**Given records:**

────────────────────

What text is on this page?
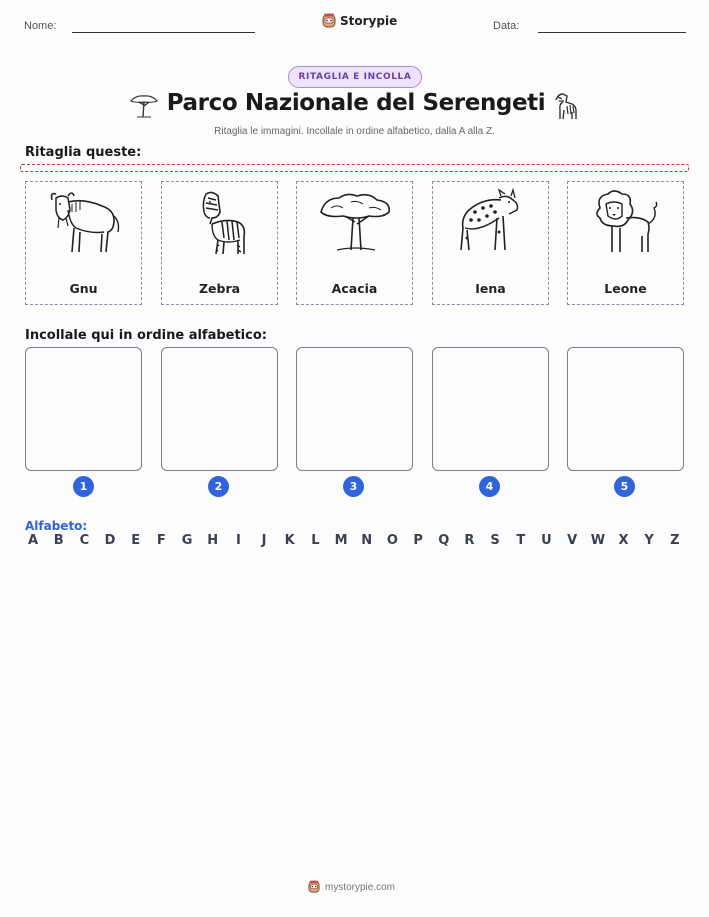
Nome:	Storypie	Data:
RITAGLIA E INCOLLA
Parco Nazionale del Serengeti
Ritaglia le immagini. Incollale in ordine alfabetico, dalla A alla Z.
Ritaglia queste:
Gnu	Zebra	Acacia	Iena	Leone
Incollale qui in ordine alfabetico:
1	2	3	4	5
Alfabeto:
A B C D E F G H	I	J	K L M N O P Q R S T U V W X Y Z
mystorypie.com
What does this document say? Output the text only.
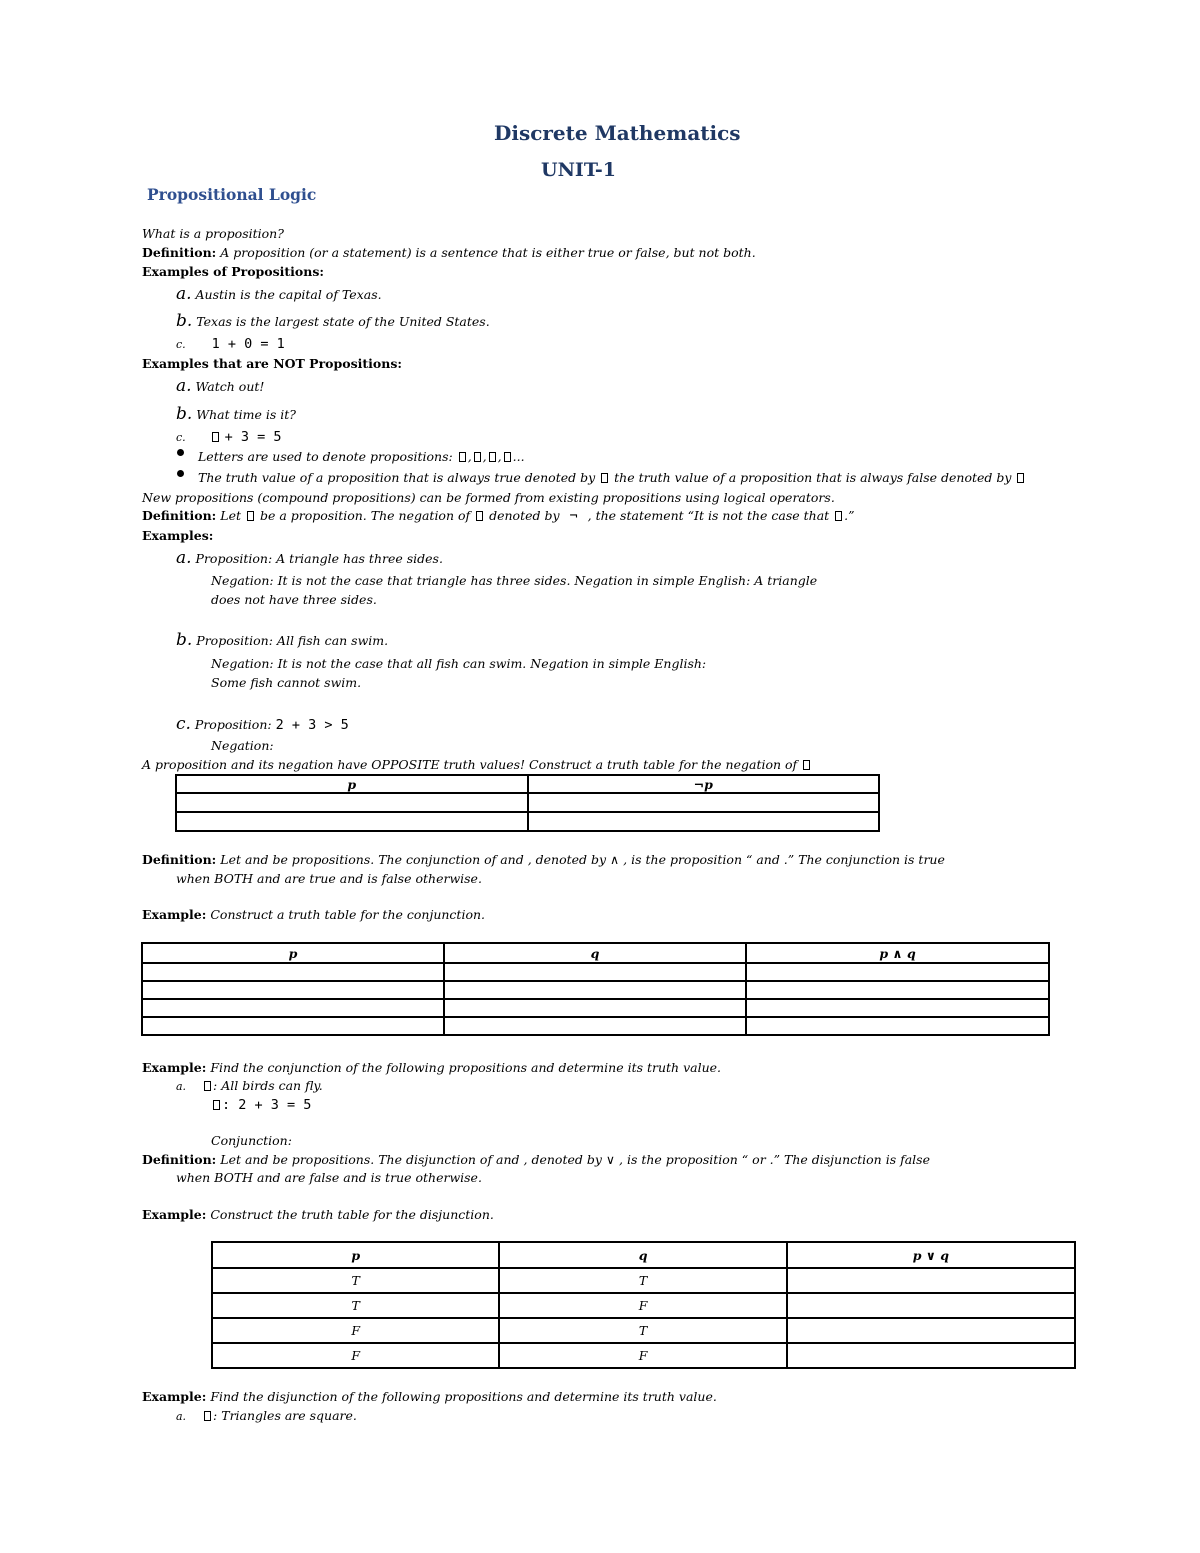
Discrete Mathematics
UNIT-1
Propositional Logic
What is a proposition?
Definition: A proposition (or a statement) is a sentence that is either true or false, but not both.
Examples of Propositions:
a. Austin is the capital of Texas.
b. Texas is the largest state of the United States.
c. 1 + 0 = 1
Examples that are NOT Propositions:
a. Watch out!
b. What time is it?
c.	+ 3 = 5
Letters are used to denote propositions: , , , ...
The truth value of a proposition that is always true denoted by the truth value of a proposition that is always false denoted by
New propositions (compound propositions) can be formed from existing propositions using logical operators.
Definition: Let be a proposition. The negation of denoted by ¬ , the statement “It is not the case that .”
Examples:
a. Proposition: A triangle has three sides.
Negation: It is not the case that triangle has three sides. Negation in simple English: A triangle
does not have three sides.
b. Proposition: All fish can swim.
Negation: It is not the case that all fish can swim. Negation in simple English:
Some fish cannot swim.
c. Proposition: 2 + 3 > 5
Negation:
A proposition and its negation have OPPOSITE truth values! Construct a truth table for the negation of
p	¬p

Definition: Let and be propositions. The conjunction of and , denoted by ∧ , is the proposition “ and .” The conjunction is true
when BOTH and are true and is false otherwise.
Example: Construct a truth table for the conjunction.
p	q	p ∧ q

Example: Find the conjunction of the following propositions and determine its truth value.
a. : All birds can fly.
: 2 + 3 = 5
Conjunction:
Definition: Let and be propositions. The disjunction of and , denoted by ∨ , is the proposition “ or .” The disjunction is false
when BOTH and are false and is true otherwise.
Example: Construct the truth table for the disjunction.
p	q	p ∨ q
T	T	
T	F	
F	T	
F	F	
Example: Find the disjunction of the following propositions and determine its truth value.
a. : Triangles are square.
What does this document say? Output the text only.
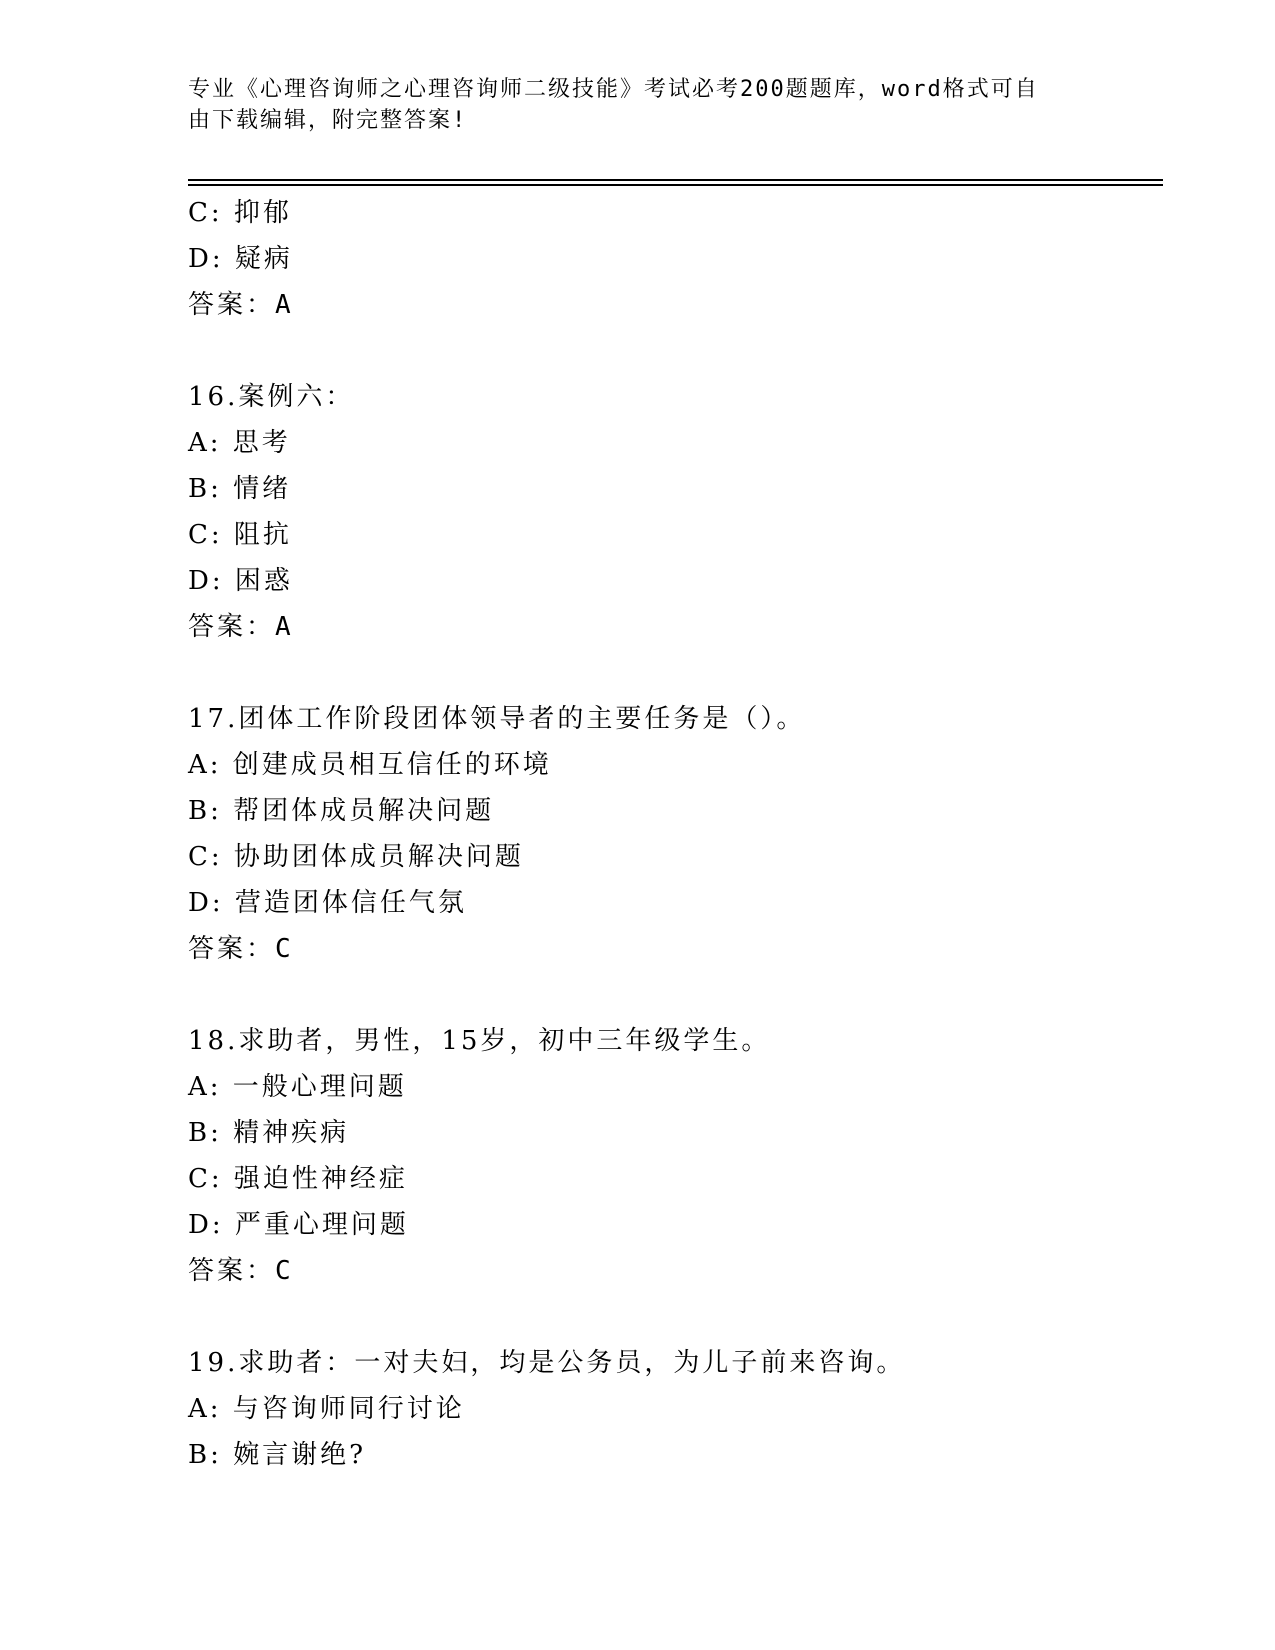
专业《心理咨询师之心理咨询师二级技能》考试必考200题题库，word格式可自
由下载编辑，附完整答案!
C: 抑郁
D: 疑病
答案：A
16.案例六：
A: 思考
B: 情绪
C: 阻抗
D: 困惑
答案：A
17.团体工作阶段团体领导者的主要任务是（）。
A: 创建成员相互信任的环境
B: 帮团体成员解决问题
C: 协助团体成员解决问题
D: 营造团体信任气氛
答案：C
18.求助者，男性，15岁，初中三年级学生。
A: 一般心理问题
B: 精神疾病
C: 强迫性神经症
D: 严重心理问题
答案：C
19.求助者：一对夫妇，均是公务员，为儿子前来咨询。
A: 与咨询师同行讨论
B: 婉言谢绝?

────────────────────

**Challenge:** Filter the entries down to the lines with the word "Construct" in them.

**Written response:**
A proposition and its negation have OPPOSITE truth values! Construct a truth table for the negation of
Example: Construct a truth table for the conjunction.
Example: Construct the truth table for the disjunction.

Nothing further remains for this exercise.